___ Selected passage ___
Newswise — More than seven years after the start of one of the first clinical trials of the immunotherapy drug nivolumab, researchers at the Johns Hopkins Kimmel Cancer Center report that the five-year survival estimate for a limited subset of people with advanced nonsmall cell lung cancer taking the drug is 16 percent, compared with a historical survival rate for that group of 1 to 4 percent.

A summary of the trial data, gleaned from follow-up information gathered on a total of 129 patients since it began in 2010, is scheduled for presentation April 3 at the American Association for Cancer Research Annual Meeting 2017 (abstract #CT077).

According to results of the data analysis of the 129 patients with advanced nonsmall cell lung cancer treated at more than 11 hospitals nationwide, including The Johns Hopkins Hospital, 16 survived at least 58 months (nearly five years). Twelve of the 16 received no further therapy and showed no evidence of worsening disease at the time the data were analyzed in November 2016. The other four received further chemotherapy or joined other clinical trials. Nine of the 16 are male.

“A small subset of nonsmall cell lung cancer patients appear to respond to nivolumab and have beaten the odds that most patients with this cancer face,” says Julie Brahmer, M.D., program leader at the Johns Hopkins Bloomberg~Kimmel Institute for Cancer Immunotherapy and director of the Johns Hopkins Kimmel Cancer Center on the Johns Hopkins Bayview Medical Center campus. “Now, we need to figure out how to make more patients responsive to immunotherapy by exploring combinations of immunotherapy drugs and other treatment agents.”

“It’s clear that the patients who beat the survival odds are in some ways truly unique biologically, and the goal now is to discover exactly how immunotherapy is keeping their disease in check,” says Brahmer.

Applying their analysis more broadly, Brahmer and her colleagues estimate that 16 percent of patients with nonsmall cell lung cancer who receive nivolumab will survive beyond five years.

Thus far, Brahmer and the team of physicians who conducted the trial have not been able to identify specific genes or proteins shared by the 16 patients that could be linked to long-term survival.
___ Information provided ___
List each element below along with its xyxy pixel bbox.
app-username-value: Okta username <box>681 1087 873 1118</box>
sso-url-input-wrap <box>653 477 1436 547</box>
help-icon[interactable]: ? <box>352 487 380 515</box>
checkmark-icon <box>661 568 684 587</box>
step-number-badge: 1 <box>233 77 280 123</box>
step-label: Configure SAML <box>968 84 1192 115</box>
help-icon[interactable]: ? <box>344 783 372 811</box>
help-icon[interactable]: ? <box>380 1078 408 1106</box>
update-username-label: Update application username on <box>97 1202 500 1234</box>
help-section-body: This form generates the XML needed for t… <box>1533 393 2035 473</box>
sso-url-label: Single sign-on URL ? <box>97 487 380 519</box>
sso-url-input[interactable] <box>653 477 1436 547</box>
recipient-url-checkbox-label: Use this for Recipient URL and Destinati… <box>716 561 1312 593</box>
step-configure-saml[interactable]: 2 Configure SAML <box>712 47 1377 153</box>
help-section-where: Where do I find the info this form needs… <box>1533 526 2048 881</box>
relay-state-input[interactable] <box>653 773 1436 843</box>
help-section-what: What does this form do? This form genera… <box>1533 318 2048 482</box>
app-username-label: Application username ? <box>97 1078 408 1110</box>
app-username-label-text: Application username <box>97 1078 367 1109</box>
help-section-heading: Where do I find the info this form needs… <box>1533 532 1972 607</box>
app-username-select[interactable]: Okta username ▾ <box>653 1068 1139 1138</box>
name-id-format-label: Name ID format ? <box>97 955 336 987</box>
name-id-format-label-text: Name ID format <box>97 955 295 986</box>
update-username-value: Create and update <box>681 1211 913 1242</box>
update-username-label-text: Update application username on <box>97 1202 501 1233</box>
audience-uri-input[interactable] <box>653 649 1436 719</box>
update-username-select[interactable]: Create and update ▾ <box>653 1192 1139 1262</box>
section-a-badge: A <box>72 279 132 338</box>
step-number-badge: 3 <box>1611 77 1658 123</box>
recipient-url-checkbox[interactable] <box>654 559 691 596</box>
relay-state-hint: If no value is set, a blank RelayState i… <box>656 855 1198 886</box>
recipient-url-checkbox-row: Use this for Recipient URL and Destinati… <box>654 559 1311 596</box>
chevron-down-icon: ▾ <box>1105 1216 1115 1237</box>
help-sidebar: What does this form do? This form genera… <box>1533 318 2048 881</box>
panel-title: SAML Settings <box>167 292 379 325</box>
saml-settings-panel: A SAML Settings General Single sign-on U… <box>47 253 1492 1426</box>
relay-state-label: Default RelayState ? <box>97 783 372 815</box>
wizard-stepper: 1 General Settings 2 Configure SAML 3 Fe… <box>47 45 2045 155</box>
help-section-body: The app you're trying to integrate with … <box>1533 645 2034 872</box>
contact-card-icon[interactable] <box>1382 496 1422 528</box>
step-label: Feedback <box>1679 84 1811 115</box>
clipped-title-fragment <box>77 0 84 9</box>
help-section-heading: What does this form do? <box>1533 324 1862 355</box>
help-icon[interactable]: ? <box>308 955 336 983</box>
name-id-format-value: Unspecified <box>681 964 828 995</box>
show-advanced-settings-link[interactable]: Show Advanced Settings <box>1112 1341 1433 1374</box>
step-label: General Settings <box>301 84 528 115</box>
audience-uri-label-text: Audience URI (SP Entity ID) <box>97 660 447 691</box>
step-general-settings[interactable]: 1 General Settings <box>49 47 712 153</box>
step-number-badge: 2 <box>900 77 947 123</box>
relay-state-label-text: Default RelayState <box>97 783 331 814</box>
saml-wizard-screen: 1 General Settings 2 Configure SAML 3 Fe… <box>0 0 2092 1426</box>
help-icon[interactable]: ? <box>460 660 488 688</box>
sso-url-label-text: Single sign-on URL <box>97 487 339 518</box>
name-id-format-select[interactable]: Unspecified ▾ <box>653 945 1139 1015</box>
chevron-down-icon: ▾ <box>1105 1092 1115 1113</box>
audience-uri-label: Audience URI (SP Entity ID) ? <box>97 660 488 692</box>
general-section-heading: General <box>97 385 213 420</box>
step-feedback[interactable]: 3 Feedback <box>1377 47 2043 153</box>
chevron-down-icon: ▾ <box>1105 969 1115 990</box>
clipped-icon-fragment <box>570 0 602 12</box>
___
--- Exercise goal ---
Repeat word for word the part of the nivolumab trial report starting with "Applying their analysis" and going on through "beyond five years.".

--- Exercise result ---
Applying their analysis more broadly, Brahmer and her colleagues estimate that 16 percent of patients with nonsmall cell lung cancer who receive nivolumab will survive beyond five years.